- Problem details
Among these lines, how many include "aodh"? Answer only with the number.

__________________________________________________

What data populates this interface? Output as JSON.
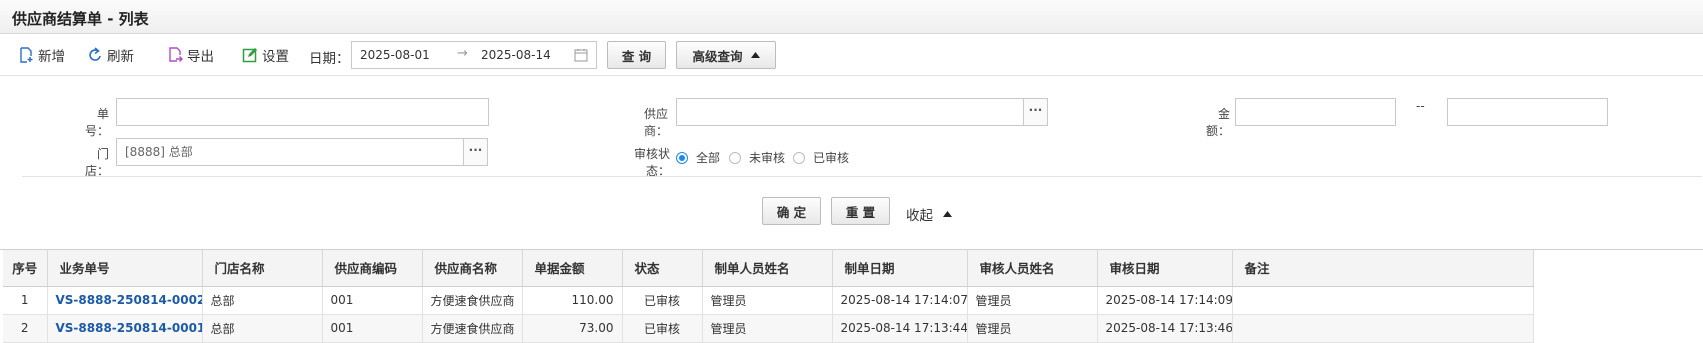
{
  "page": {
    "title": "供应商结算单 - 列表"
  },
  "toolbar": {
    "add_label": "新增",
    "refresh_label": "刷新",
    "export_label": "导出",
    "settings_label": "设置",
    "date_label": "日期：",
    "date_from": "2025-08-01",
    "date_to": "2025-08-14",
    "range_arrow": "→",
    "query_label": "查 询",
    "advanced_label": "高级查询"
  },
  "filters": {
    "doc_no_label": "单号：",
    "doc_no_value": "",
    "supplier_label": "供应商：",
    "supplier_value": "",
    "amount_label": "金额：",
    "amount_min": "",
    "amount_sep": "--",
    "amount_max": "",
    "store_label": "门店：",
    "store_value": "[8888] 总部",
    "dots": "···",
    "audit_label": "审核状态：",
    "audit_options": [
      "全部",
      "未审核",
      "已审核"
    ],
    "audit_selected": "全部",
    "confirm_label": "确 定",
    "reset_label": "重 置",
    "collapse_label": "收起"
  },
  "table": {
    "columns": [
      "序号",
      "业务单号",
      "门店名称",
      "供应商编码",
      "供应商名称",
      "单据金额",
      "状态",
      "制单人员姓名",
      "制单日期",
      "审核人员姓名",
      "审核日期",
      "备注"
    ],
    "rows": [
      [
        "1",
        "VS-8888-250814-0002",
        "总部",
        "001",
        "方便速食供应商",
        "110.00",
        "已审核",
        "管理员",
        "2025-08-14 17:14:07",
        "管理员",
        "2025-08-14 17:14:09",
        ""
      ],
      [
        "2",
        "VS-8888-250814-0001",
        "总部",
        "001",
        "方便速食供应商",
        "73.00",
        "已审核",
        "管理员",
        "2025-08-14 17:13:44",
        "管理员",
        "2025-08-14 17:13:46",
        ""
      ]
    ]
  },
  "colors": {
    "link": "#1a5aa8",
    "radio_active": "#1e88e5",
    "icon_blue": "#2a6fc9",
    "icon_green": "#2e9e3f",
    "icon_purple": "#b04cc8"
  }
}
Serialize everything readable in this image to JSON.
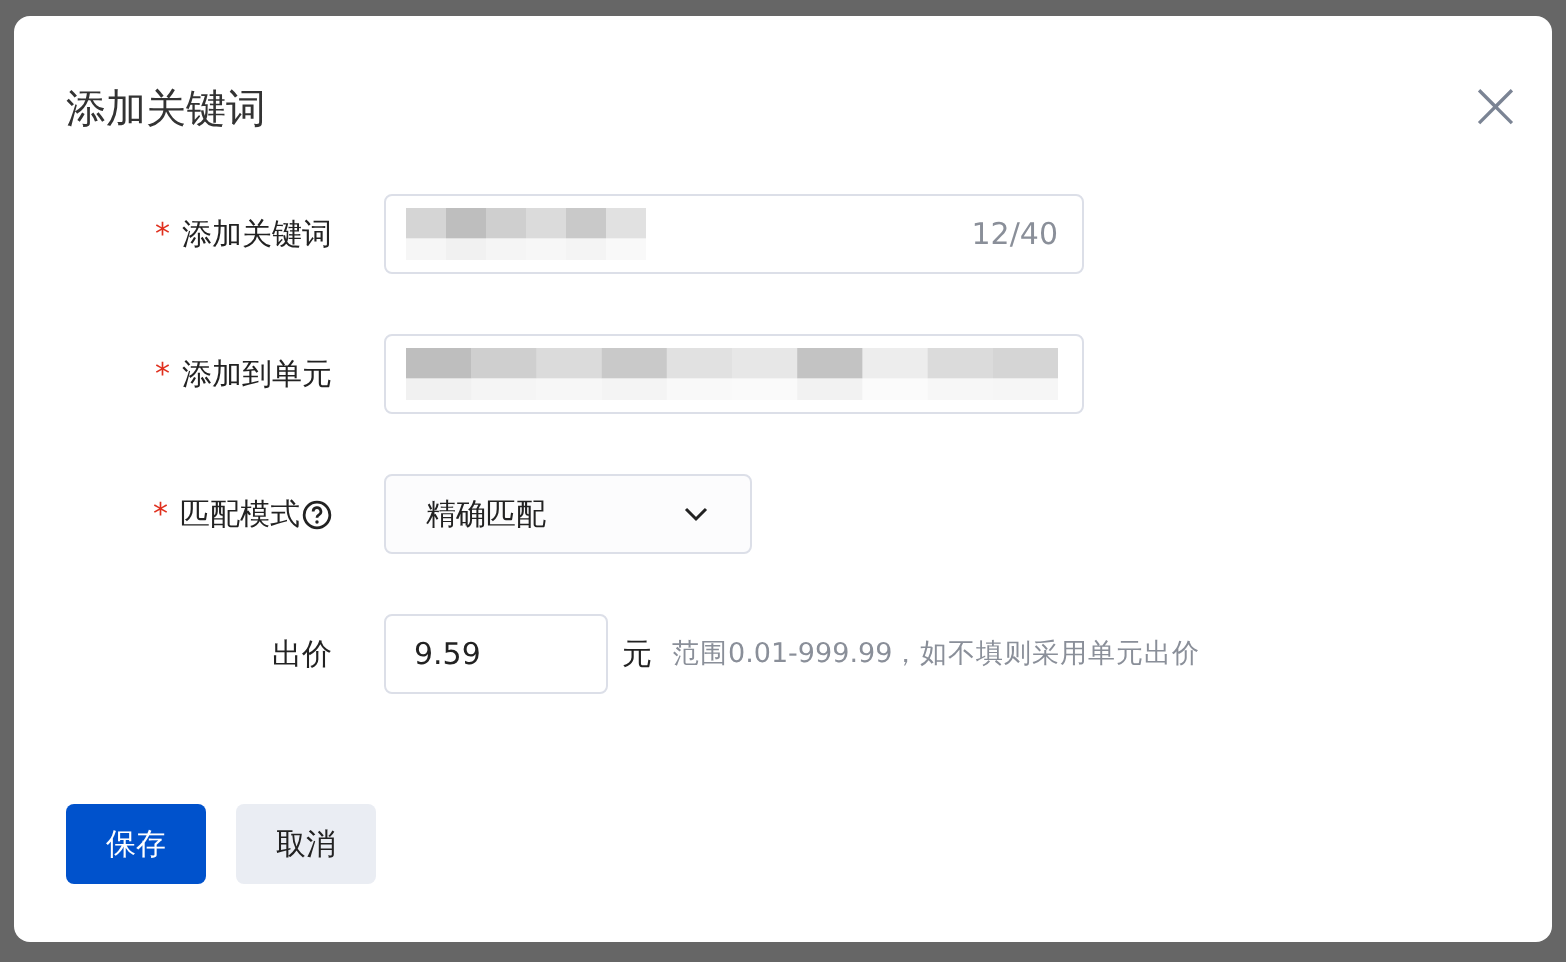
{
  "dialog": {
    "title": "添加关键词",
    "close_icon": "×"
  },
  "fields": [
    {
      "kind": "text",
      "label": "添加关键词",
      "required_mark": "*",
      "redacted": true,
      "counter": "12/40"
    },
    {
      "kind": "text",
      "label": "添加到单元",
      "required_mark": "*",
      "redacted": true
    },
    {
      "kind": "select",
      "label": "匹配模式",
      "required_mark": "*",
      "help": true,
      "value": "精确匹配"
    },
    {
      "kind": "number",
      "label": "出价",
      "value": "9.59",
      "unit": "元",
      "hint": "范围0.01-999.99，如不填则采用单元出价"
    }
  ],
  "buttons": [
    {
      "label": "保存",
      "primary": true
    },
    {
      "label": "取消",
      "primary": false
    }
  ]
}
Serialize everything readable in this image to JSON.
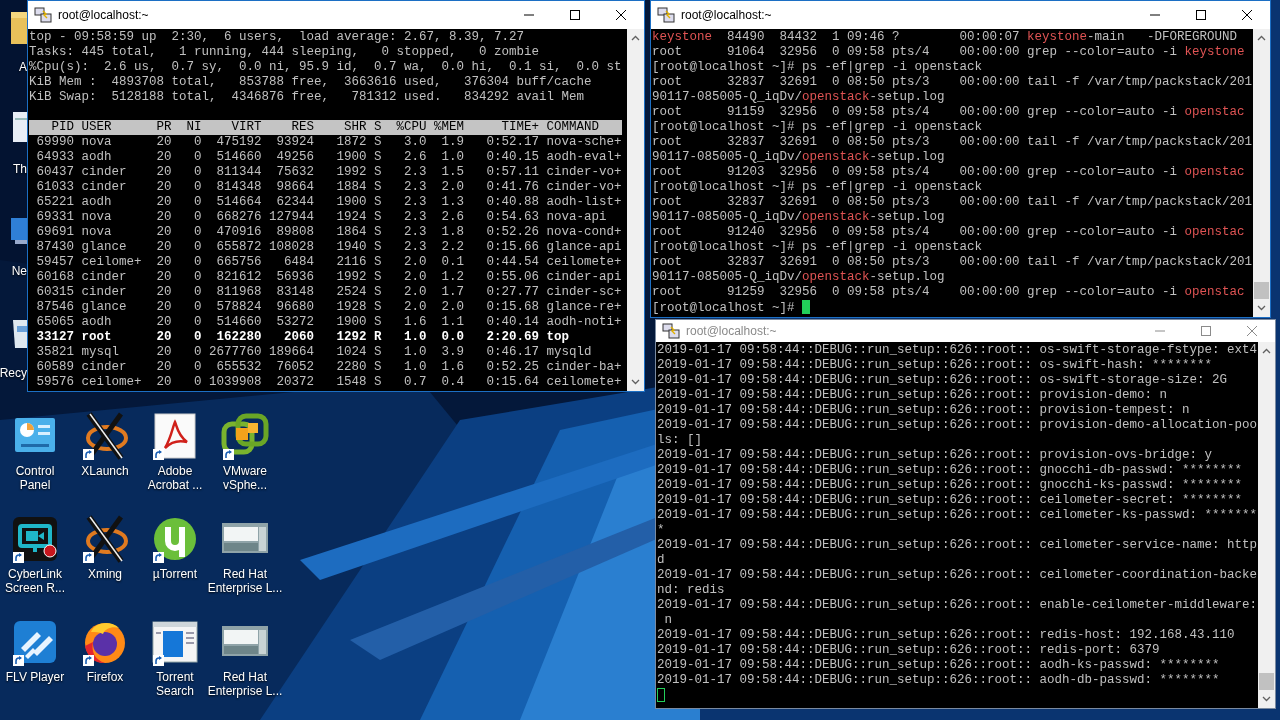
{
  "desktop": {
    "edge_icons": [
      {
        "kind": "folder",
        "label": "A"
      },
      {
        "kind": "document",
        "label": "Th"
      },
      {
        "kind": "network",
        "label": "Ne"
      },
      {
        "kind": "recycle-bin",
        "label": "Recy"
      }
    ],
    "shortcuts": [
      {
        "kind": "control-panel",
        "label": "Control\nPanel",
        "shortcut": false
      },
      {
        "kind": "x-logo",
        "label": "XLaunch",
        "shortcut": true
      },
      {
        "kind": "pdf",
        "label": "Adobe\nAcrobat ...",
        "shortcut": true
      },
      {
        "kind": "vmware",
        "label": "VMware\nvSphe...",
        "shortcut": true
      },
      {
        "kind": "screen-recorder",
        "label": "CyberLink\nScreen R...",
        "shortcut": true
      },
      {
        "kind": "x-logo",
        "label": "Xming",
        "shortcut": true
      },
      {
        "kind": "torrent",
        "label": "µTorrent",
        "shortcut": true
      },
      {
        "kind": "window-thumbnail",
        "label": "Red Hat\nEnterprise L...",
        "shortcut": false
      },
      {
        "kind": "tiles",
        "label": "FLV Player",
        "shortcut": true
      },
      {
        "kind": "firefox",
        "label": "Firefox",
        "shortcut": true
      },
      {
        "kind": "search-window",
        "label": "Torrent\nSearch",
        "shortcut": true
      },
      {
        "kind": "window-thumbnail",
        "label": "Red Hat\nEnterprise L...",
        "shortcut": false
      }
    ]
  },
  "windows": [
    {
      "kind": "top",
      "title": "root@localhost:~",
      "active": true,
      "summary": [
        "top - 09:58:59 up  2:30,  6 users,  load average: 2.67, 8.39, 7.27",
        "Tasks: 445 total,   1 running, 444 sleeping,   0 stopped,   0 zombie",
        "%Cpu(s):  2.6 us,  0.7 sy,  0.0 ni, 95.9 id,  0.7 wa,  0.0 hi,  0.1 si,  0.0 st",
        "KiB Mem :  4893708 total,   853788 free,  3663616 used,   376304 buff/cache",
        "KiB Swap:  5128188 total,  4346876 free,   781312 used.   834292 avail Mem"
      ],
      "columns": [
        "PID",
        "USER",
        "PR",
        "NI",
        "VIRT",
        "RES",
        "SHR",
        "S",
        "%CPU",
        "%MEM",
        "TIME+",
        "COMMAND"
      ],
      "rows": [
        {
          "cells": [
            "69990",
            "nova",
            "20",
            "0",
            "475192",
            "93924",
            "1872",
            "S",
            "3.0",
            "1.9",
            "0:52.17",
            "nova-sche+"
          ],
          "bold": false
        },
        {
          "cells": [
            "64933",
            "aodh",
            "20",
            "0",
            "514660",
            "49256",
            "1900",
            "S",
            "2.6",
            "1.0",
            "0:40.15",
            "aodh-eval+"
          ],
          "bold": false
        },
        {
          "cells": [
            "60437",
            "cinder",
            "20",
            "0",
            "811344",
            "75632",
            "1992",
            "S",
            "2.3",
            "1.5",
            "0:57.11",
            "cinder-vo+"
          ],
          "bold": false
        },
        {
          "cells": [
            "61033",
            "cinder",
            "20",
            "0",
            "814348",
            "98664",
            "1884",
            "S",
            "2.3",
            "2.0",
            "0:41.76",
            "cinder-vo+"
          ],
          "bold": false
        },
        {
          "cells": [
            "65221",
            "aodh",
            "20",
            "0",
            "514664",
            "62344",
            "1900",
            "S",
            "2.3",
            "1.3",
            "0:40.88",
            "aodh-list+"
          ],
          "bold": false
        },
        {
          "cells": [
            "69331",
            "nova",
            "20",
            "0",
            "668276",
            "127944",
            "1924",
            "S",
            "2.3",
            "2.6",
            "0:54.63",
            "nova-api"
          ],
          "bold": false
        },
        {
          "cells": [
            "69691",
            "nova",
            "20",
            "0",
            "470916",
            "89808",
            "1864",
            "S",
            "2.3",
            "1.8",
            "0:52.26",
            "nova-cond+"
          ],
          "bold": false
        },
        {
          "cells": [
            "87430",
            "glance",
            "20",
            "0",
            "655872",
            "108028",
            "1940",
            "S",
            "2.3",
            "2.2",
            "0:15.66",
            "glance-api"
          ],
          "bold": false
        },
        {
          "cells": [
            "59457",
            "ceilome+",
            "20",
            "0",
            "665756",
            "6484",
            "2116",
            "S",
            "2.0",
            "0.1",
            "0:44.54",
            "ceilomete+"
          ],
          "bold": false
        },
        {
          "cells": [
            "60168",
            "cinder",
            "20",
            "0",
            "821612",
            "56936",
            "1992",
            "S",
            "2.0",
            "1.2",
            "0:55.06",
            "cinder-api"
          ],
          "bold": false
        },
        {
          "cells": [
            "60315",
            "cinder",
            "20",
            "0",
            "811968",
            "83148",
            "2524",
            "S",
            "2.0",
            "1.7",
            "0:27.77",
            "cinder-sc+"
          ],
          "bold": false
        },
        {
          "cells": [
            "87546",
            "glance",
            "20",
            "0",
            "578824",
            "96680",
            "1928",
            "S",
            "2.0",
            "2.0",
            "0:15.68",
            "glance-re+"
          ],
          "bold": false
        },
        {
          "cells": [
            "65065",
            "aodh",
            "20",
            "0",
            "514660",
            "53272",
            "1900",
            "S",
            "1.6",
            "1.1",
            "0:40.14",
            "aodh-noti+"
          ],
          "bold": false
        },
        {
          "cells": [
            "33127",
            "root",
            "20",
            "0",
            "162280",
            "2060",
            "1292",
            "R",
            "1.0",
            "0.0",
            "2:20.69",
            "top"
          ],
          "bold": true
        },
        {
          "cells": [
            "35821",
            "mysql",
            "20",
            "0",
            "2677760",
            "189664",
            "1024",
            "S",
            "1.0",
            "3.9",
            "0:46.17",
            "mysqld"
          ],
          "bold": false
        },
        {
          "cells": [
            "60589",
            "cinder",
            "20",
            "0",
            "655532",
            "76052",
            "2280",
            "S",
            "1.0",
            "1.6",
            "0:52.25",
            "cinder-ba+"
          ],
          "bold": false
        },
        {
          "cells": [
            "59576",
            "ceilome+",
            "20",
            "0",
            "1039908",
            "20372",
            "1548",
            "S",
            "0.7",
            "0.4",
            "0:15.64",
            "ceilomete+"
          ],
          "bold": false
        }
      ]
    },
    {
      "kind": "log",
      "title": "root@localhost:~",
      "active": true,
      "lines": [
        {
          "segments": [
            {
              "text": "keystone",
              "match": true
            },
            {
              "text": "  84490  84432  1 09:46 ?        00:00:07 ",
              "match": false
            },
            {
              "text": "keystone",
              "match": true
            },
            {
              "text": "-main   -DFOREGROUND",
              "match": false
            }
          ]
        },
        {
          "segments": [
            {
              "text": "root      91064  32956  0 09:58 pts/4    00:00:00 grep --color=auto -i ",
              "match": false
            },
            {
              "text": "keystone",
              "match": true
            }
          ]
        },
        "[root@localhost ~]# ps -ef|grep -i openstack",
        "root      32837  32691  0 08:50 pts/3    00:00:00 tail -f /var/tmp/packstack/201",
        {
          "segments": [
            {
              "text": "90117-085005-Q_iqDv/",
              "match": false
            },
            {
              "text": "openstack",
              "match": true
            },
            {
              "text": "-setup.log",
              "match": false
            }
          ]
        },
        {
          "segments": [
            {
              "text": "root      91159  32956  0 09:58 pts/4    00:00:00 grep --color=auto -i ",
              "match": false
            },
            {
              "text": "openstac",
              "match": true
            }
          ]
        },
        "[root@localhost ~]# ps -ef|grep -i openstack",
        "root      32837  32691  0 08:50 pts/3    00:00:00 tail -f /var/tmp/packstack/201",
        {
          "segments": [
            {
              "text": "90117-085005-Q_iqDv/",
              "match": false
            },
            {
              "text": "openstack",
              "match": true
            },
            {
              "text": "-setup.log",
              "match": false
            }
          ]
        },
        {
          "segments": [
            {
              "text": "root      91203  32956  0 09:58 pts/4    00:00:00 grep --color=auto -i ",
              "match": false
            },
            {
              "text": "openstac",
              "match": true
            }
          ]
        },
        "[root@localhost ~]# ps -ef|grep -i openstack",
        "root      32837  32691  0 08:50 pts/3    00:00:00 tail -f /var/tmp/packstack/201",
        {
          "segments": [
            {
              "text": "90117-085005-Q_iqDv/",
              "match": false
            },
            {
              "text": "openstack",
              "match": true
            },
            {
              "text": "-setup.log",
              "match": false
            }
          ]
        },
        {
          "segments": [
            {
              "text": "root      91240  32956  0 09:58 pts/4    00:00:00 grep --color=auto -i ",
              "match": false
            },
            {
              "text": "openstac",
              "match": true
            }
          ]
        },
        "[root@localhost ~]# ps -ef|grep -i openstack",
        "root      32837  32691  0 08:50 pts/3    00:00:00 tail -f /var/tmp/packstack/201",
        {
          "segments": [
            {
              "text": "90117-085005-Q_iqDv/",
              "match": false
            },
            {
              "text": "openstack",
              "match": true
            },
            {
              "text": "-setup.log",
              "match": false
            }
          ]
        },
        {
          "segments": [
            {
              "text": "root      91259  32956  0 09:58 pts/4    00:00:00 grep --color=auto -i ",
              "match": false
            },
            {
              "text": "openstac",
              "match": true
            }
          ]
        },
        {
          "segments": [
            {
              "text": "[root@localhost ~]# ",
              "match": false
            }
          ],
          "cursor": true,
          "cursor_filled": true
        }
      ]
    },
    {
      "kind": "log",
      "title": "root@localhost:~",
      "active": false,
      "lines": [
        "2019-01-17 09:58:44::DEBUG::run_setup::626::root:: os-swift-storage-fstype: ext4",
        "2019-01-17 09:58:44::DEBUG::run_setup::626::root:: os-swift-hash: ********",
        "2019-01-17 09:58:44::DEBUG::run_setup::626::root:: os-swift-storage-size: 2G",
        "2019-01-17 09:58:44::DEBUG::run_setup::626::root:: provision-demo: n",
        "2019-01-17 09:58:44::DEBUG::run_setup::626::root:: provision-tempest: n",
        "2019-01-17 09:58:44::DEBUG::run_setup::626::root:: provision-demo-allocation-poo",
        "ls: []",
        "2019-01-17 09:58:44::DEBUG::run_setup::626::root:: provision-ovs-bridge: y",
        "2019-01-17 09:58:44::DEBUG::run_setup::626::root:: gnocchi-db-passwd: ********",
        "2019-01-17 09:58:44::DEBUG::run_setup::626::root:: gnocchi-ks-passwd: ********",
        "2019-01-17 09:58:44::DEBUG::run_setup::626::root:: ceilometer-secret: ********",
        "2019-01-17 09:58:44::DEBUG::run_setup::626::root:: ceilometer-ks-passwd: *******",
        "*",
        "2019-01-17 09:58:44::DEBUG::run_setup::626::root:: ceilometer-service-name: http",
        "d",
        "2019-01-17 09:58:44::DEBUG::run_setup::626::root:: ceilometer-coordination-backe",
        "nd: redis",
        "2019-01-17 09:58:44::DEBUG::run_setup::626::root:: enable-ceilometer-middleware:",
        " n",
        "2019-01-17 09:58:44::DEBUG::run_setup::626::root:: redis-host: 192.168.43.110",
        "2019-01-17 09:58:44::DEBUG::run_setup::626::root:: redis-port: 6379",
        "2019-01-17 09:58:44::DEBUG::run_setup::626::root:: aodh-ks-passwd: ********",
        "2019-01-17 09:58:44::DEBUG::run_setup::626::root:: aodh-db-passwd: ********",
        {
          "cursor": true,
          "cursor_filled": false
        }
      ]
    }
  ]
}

__________________________________________________

- Answer for this exercise
8